— Begin Excerpted records —
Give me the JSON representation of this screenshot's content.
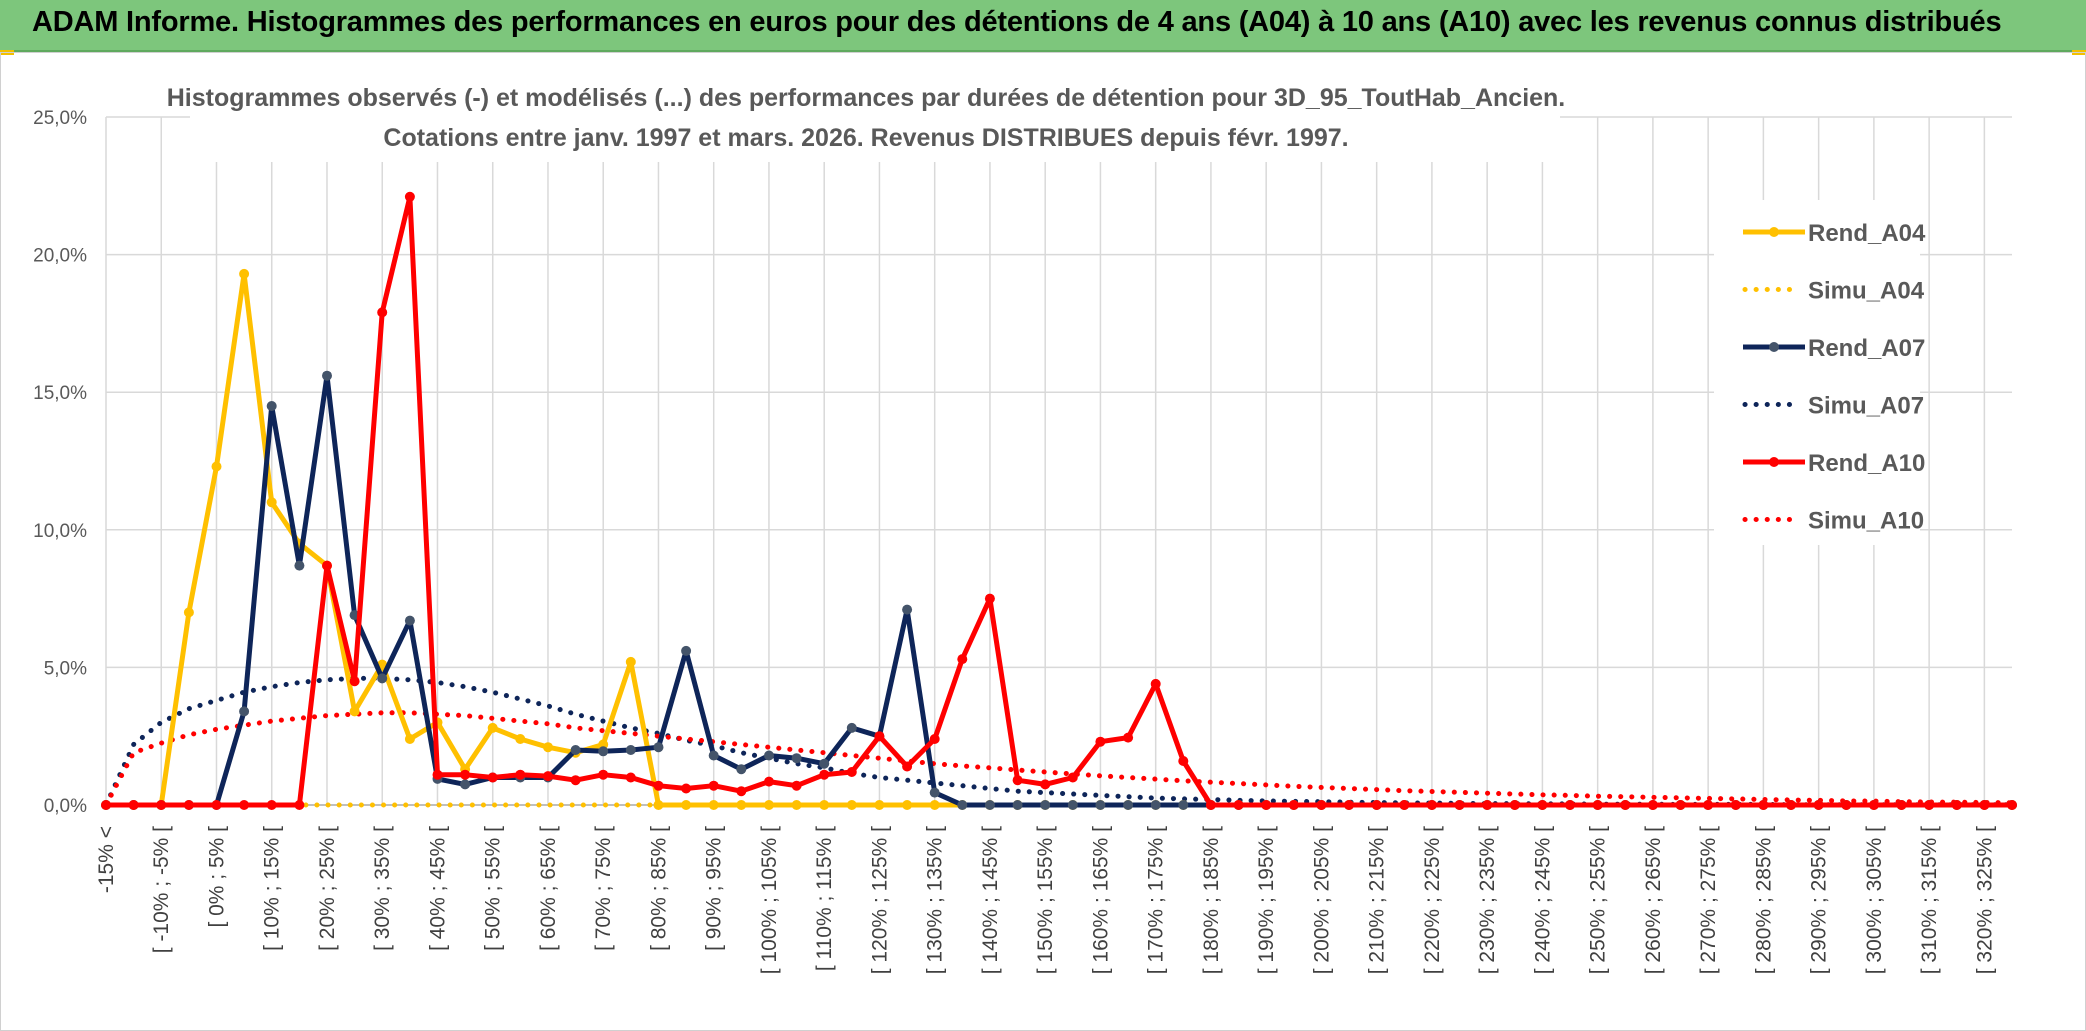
{
  "banner": {
    "title": "ADAM Informe. Histogrammes des performances en euros pour des détentions de 4 ans (A04) à 10 ans (A10) avec les revenus connus distribués"
  },
  "colors": {
    "banner_bg": "#7dc67c",
    "A04": "#ffc000",
    "A07": "#0e2559",
    "A10": "#ff0000",
    "grid": "#d9d9d9"
  },
  "chart_data": {
    "type": "line",
    "title_lines": [
      "Histogrammes observés (-) et modélisés (...) des performances par durées de détention pour 3D_95_ToutHab_Ancien.",
      "Cotations entre janv. 1997 et mars. 2026. Revenus DISTRIBUES depuis févr. 1997."
    ],
    "ylim": [
      0,
      25
    ],
    "y_ticks": [
      "0,0%",
      "5,0%",
      "10,0%",
      "15,0%",
      "20,0%",
      "25,0%"
    ],
    "grid": true,
    "legend_position": "right",
    "x_tick_labels": [
      "-15% <",
      "[ -10% ; -5% [",
      "[ 0% ; 5% [",
      "[ 10% ; 15% [",
      "[ 20% ; 25% [",
      "[ 30% ; 35% [",
      "[ 40% ; 45% [",
      "[ 50% ; 55% [",
      "[ 60% ; 65% [",
      "[ 70% ; 75% [",
      "[ 80% ; 85% [",
      "[ 90% ; 95% [",
      "[ 100% ; 105% [",
      "[ 110% ; 115% [",
      "[ 120% ; 125% [",
      "[ 130% ; 135% [",
      "[ 140% ; 145% [",
      "[ 150% ; 155% [",
      "[ 160% ; 165% [",
      "[ 170% ; 175% [",
      "[ 180% ; 185% [",
      "[ 190% ; 195% [",
      "[ 200% ; 205% [",
      "[ 210% ; 215% [",
      "[ 220% ; 225% [",
      "[ 230% ; 235% [",
      "[ 240% ; 245% [",
      "[ 250% ; 255% [",
      "[ 260% ; 265% [",
      "[ 270% ; 275% [",
      "[ 280% ; 285% [",
      "[ 290% ; 295% [",
      "[ 300% ; 305% [",
      "[ 310% ; 315% [",
      "[ 320% ; 325% ["
    ],
    "series": [
      {
        "name": "Rend_A04",
        "style": "solid",
        "color": "#ffc000",
        "values": [
          0,
          0,
          0,
          7.0,
          12.3,
          19.3,
          11.0,
          9.5,
          8.7,
          3.4,
          5.1,
          2.4,
          3.0,
          1.3,
          2.8,
          2.4,
          2.1,
          1.9,
          2.2,
          5.2,
          0,
          0,
          0,
          0,
          0,
          0,
          0,
          0,
          0,
          0,
          0,
          0,
          0,
          0,
          0,
          0,
          0,
          0,
          0,
          0,
          0,
          0,
          0,
          0,
          0,
          0,
          0,
          0,
          0,
          0,
          0,
          0,
          0,
          0,
          0,
          0,
          0,
          0,
          0,
          0,
          0,
          0,
          0,
          0,
          0,
          0,
          0,
          0,
          0,
          0
        ]
      },
      {
        "name": "Simu_A04",
        "style": "dotted",
        "color": "#ffc000",
        "values": [
          0,
          0,
          0,
          0,
          0,
          0,
          0,
          0,
          0,
          0,
          0,
          0,
          0,
          0,
          0,
          0,
          0,
          0,
          0,
          0,
          0,
          0,
          0,
          0,
          0,
          0,
          0,
          0,
          0,
          0,
          0,
          0,
          0,
          0,
          0,
          0,
          0,
          0,
          0,
          0,
          0,
          0,
          0,
          0,
          0,
          0,
          0,
          0,
          0,
          0,
          0,
          0,
          0,
          0,
          0,
          0,
          0,
          0,
          0,
          0,
          0,
          0,
          0,
          0,
          0,
          0,
          0,
          0,
          0,
          0
        ]
      },
      {
        "name": "Rend_A07",
        "style": "solid",
        "color": "#0e2559",
        "values": [
          0,
          0,
          0,
          0,
          0,
          3.4,
          14.5,
          8.7,
          15.6,
          6.9,
          4.6,
          6.7,
          0.95,
          0.75,
          1.0,
          1.0,
          1.0,
          2.0,
          1.95,
          2.0,
          2.1,
          5.6,
          1.8,
          1.3,
          1.8,
          1.7,
          1.5,
          2.8,
          2.5,
          7.1,
          0.45,
          0,
          0,
          0,
          0,
          0,
          0,
          0,
          0,
          0,
          0,
          0,
          0,
          0,
          0,
          0,
          0,
          0,
          0,
          0,
          0,
          0,
          0,
          0,
          0,
          0,
          0,
          0,
          0,
          0,
          0,
          0,
          0,
          0,
          0,
          0,
          0,
          0,
          0,
          0
        ]
      },
      {
        "name": "Simu_A07",
        "style": "dotted",
        "color": "#0e2559",
        "values": [
          0,
          2.2,
          3.0,
          3.5,
          3.8,
          4.1,
          4.3,
          4.45,
          4.55,
          4.6,
          4.6,
          4.55,
          4.45,
          4.3,
          4.1,
          3.85,
          3.6,
          3.3,
          3.05,
          2.8,
          2.6,
          2.35,
          2.15,
          1.9,
          1.7,
          1.5,
          1.35,
          1.15,
          1.0,
          0.9,
          0.8,
          0.7,
          0.6,
          0.5,
          0.45,
          0.4,
          0.35,
          0.3,
          0.25,
          0.22,
          0.2,
          0.17,
          0.15,
          0.13,
          0.12,
          0.1,
          0.09,
          0.08,
          0.07,
          0.06,
          0.05,
          0.05,
          0.04,
          0.04,
          0.03,
          0.03,
          0.03,
          0.02,
          0.02,
          0.02,
          0.02,
          0.01,
          0.01,
          0.01,
          0.01,
          0.01,
          0.01,
          0.01,
          0.01,
          0.01
        ]
      },
      {
        "name": "Rend_A10",
        "style": "solid",
        "color": "#ff0000",
        "values": [
          0,
          0,
          0,
          0,
          0,
          0,
          0,
          0,
          8.7,
          4.5,
          17.9,
          22.1,
          1.1,
          1.1,
          1.0,
          1.1,
          1.05,
          0.9,
          1.1,
          1.0,
          0.7,
          0.6,
          0.7,
          0.5,
          0.85,
          0.7,
          1.1,
          1.2,
          2.5,
          1.4,
          2.4,
          5.3,
          7.5,
          0.9,
          0.75,
          1.0,
          2.3,
          2.45,
          4.4,
          1.6,
          0,
          0,
          0,
          0,
          0,
          0,
          0,
          0,
          0,
          0,
          0,
          0,
          0,
          0,
          0,
          0,
          0,
          0,
          0,
          0,
          0,
          0,
          0,
          0,
          0,
          0,
          0,
          0,
          0,
          0
        ]
      },
      {
        "name": "Simu_A10",
        "style": "dotted",
        "color": "#ff0000",
        "values": [
          0,
          1.9,
          2.25,
          2.55,
          2.75,
          2.9,
          3.05,
          3.15,
          3.25,
          3.3,
          3.35,
          3.35,
          3.3,
          3.25,
          3.15,
          3.05,
          2.95,
          2.8,
          2.7,
          2.6,
          2.5,
          2.4,
          2.3,
          2.2,
          2.1,
          2.0,
          1.9,
          1.8,
          1.7,
          1.6,
          1.5,
          1.42,
          1.35,
          1.27,
          1.2,
          1.13,
          1.06,
          1.0,
          0.94,
          0.88,
          0.83,
          0.78,
          0.73,
          0.68,
          0.64,
          0.6,
          0.56,
          0.52,
          0.49,
          0.46,
          0.43,
          0.4,
          0.37,
          0.35,
          0.32,
          0.3,
          0.28,
          0.26,
          0.24,
          0.22,
          0.2,
          0.18,
          0.17,
          0.15,
          0.14,
          0.12,
          0.11,
          0.1,
          0.09,
          0.08
        ]
      }
    ]
  }
}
— End Excerpted records —
Job:
Return each line among the entries that holds the word "performances".

Solution to the exercise:
    "title": "ADAM Informe. Histogrammes des performances en euros pour des détentions de 4 ans (A04) à 10 ans (A10) avec les revenus connus distribués"
      "Histogrammes observés (-) et modélisés (...) des performances par durées de détention pour 3D_95_ToutHab_Ancien.",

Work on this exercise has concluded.